------ STUDY TEXT

Rep. Brenda Lawrence of Michigan said she has also been “inundated” with calls and comments from constituents. “What are you going to do?” she said they ask. “How long are you going to … just wave your hands and say ‘I’m not going to do it’? There’s no accountability.”

And Rep. Don Beyer of Virginia said it’s the same in his district.

“I don’t think I’ve talked to a single person in person — and I’m out all the time — who has criticized my position,” he said. “I do have a number of folks I’ve talked to say ‘Boy, don’t impeach, because you’re going to hurt the next election,’ but I have to say overwhelmingly it’s been positive.”

Rep. Jim McGovern of Massachusetts, a longtime impeachment supporter, said he’s seen his constituents’ thinking evolve. In the last four months or so, he said he’s held 15 town halls in the district.

------------
------ DATA EXTRACT

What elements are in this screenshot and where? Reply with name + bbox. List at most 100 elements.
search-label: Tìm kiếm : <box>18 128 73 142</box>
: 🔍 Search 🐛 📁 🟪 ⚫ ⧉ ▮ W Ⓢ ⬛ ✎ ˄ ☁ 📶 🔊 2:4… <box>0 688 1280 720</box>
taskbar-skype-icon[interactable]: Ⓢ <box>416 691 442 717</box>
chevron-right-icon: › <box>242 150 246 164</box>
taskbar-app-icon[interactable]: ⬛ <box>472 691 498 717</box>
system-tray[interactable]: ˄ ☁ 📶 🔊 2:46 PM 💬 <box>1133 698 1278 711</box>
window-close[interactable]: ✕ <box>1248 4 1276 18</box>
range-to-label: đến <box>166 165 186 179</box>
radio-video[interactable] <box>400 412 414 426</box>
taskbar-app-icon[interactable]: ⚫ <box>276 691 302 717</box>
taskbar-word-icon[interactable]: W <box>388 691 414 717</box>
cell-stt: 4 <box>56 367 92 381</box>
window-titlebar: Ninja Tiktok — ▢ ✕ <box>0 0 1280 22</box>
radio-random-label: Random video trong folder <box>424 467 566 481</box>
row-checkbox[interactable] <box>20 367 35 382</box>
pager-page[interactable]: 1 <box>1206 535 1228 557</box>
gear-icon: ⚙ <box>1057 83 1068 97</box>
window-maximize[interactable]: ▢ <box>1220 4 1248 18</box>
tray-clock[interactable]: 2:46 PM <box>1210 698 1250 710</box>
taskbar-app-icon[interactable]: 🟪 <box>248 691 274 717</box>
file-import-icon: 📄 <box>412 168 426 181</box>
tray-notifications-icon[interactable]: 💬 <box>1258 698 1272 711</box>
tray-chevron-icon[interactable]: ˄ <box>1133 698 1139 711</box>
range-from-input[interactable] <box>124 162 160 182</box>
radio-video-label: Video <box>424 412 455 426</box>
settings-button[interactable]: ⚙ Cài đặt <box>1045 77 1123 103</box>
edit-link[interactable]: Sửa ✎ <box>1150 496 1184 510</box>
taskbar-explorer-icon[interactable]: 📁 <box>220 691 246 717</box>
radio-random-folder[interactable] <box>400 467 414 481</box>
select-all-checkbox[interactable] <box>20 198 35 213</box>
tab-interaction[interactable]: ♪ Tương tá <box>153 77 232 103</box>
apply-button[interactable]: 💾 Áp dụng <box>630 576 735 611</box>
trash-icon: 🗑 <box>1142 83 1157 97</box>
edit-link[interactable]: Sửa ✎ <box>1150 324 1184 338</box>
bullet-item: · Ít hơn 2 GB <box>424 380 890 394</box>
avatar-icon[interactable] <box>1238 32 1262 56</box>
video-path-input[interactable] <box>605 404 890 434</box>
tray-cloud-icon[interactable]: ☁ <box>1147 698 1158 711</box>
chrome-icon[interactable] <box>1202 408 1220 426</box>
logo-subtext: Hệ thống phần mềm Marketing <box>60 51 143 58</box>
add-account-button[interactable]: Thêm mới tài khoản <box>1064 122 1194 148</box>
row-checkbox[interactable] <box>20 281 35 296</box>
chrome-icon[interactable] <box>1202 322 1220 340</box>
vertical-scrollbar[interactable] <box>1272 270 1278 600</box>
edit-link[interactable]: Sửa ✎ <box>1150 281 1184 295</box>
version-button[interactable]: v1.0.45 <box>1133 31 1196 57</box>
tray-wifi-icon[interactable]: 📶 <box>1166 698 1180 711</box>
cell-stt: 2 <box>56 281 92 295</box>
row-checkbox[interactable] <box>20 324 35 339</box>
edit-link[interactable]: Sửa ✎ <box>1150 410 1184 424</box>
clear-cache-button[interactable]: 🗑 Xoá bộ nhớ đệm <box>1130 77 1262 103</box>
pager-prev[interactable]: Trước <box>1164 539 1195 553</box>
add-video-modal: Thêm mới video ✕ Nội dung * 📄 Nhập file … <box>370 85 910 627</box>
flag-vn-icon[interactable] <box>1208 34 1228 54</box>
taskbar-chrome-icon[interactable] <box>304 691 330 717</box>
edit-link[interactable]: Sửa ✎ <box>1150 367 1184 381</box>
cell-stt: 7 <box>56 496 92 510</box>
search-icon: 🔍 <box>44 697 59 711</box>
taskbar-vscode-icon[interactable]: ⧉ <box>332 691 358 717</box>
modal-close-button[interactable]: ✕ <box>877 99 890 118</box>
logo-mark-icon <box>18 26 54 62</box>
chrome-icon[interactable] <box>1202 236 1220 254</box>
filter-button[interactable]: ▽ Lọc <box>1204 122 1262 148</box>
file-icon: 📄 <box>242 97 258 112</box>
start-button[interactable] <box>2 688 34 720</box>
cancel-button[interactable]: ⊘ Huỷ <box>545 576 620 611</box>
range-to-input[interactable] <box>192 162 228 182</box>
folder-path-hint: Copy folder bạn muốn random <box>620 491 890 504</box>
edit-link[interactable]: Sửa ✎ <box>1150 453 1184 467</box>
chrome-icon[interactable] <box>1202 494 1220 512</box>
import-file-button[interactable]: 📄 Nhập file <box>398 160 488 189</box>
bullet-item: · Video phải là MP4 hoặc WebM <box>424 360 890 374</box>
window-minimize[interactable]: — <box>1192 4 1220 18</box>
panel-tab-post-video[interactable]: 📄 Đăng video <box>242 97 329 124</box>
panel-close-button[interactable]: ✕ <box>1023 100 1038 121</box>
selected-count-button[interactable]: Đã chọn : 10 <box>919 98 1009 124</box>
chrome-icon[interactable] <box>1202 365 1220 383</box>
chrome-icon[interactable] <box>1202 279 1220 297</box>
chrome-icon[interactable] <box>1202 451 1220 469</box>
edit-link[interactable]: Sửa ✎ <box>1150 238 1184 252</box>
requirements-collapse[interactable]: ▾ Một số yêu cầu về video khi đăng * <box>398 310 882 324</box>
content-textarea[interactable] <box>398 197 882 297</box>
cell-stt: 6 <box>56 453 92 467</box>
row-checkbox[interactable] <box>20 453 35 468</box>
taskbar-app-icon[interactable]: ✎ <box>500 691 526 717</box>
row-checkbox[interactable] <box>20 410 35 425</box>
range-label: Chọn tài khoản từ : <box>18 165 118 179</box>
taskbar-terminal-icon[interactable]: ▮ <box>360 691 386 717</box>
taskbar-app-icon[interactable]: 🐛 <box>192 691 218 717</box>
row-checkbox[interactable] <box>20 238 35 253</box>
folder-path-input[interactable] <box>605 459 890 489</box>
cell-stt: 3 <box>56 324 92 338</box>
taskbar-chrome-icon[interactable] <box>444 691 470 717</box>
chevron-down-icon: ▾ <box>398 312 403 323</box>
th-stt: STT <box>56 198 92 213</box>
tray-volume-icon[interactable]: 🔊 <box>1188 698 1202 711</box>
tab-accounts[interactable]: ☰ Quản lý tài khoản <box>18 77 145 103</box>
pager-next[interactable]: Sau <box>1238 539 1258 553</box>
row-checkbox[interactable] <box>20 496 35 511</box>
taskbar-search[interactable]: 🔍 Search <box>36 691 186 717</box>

------------

(REQUIRED TASKS):
1/ In the impeachment excerpt, how many town halls does Rep. Jim McGovern say he has held in his district in the last four months or so?
2/ Reproduce the impeachment excerpt from "Rep. Jim McGovern" up to and including "in the district.", character for character.

(EXPECTED OUTPUTS):
1/ 15 town halls.

2/
Rep. Jim McGovern of Massachusetts, a longtime impeachment supporter, said he’s seen his constituents’ thinking evolve. In the last four months or so, he said he’s held 15 town halls in the district.